### PROBLEM TO WORK ON
Reproduce all the entries exactly and keep the pictures out.

======== ENTRIES SUPPLIED

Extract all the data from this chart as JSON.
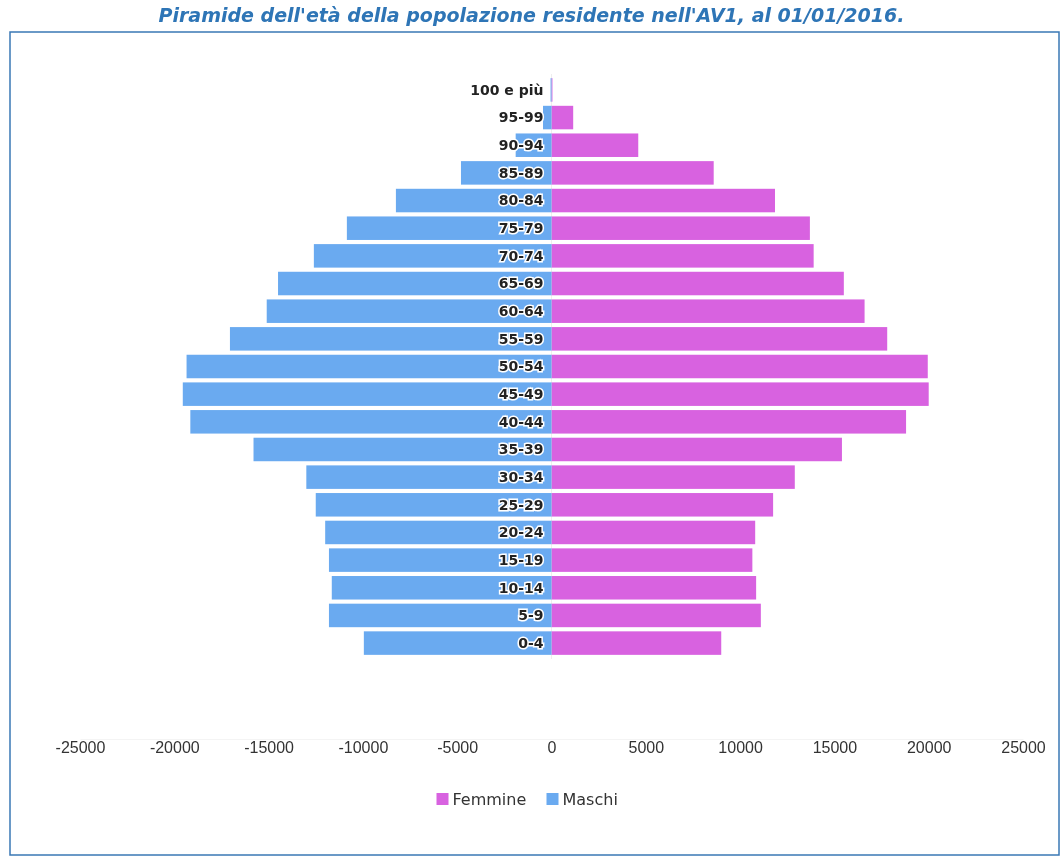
{
  "chart_data": {
    "type": "bar",
    "orientation": "horizontal",
    "title": "Piramide dell'età della popolazione residente nell'AV1, al 01/01/2016.",
    "categories": [
      "100 e più",
      "95-99",
      "90-94",
      "85-89",
      "80-84",
      "75-79",
      "70-74",
      "65-69",
      "60-64",
      "55-59",
      "50-54",
      "45-49",
      "40-44",
      "35-39",
      "30-34",
      "25-29",
      "20-24",
      "15-19",
      "10-14",
      "5-9",
      "0-4"
    ],
    "series": [
      {
        "name": "Femmine",
        "color": "#d862e0",
        "values": [
          50,
          1150,
          4600,
          8600,
          11850,
          13700,
          13900,
          15500,
          16600,
          17800,
          19950,
          20000,
          18800,
          15400,
          12900,
          11750,
          10800,
          10650,
          10850,
          11100,
          9000
        ]
      },
      {
        "name": "Maschi",
        "color": "#6aaaf0",
        "values": [
          -50,
          -450,
          -1900,
          -4800,
          -8250,
          -10850,
          -12600,
          -14500,
          -15100,
          -17050,
          -19350,
          -19550,
          -19150,
          -15800,
          -13000,
          -12500,
          -12000,
          -11800,
          -11650,
          -11800,
          -9950
        ]
      }
    ],
    "stacked": true,
    "xlim": [
      -25000,
      25000
    ],
    "xticks": [
      -25000,
      -20000,
      -15000,
      -10000,
      -5000,
      0,
      5000,
      10000,
      15000,
      20000,
      25000
    ],
    "legend": "bottom"
  }
}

================

### EXERCISE ANSWER
Extract all the data from this chart as JSON.
{
  "chart_data": {
    "type": "bar",
    "orientation": "horizontal",
    "title": "Piramide dell'età della popolazione residente nell'AV1, al 01/01/2016.",
    "categories": [
      "100 e più",
      "95-99",
      "90-94",
      "85-89",
      "80-84",
      "75-79",
      "70-74",
      "65-69",
      "60-64",
      "55-59",
      "50-54",
      "45-49",
      "40-44",
      "35-39",
      "30-34",
      "25-29",
      "20-24",
      "15-19",
      "10-14",
      "5-9",
      "0-4"
    ],
    "series": [
      {
        "name": "Femmine",
        "color": "#d862e0",
        "values": [
          50,
          1150,
          4600,
          8600,
          11850,
          13700,
          13900,
          15500,
          16600,
          17800,
          19950,
          20000,
          18800,
          15400,
          12900,
          11750,
          10800,
          10650,
          10850,
          11100,
          9000
        ]
      },
      {
        "name": "Maschi",
        "color": "#6aaaf0",
        "values": [
          -50,
          -450,
          -1900,
          -4800,
          -8250,
          -10850,
          -12600,
          -14500,
          -15100,
          -17050,
          -19350,
          -19550,
          -19150,
          -15800,
          -13000,
          -12500,
          -12000,
          -11800,
          -11650,
          -11800,
          -9950
        ]
      }
    ],
    "stacked": true,
    "xlim": [
      -25000,
      25000
    ],
    "xticks": [
      -25000,
      -20000,
      -15000,
      -10000,
      -5000,
      0,
      5000,
      10000,
      15000,
      20000,
      25000
    ],
    "legend": "bottom"
  }
}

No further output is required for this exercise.